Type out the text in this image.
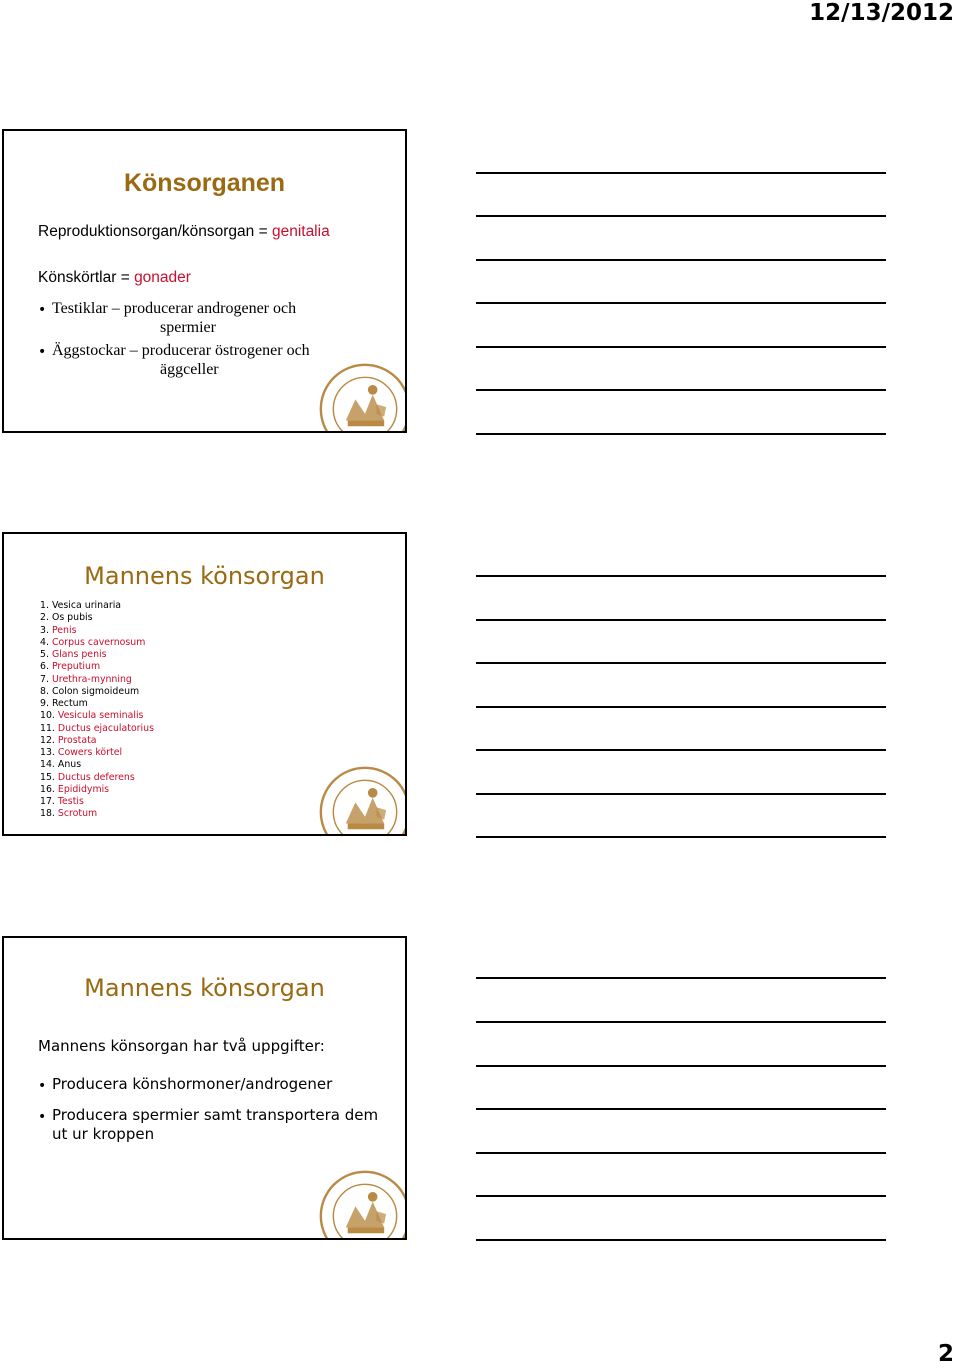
12/13/2012
Könsorganen
Reproduktionsorgan/könsorgan = genitalia
Könskörtlar = gonader
• Testiklar – producerar androgener och
spermier
• Äggstockar – producerar östrogener och
äggceller
Mannens könsorgan
1. Vesica urinaria
2. Os pubis
3. Penis
4. Corpus cavernosum
5. Glans penis
6. Preputium
7. Urethra-mynning
8. Colon sigmoideum
9. Rectum
10. Vesicula seminalis
11. Ductus ejaculatorius
12. Prostata
13. Cowers körtel
14. Anus
15. Ductus deferens
16. Epididymis
17. Testis
18. Scrotum
Mannens könsorgan
Mannens könsorgan har två uppgifter:
• Producera könshormoner/androgener
• Producera spermier samt transportera dem
ut ur kroppen
2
☆ ☆ ☆ ☆ ☆
[GOAL]
Copy out all lines that carry the word "producerar".

[ANSWER FOR THIS EXERCISE]
• Testiklar – producerar androgener och
• Äggstockar – producerar östrogener och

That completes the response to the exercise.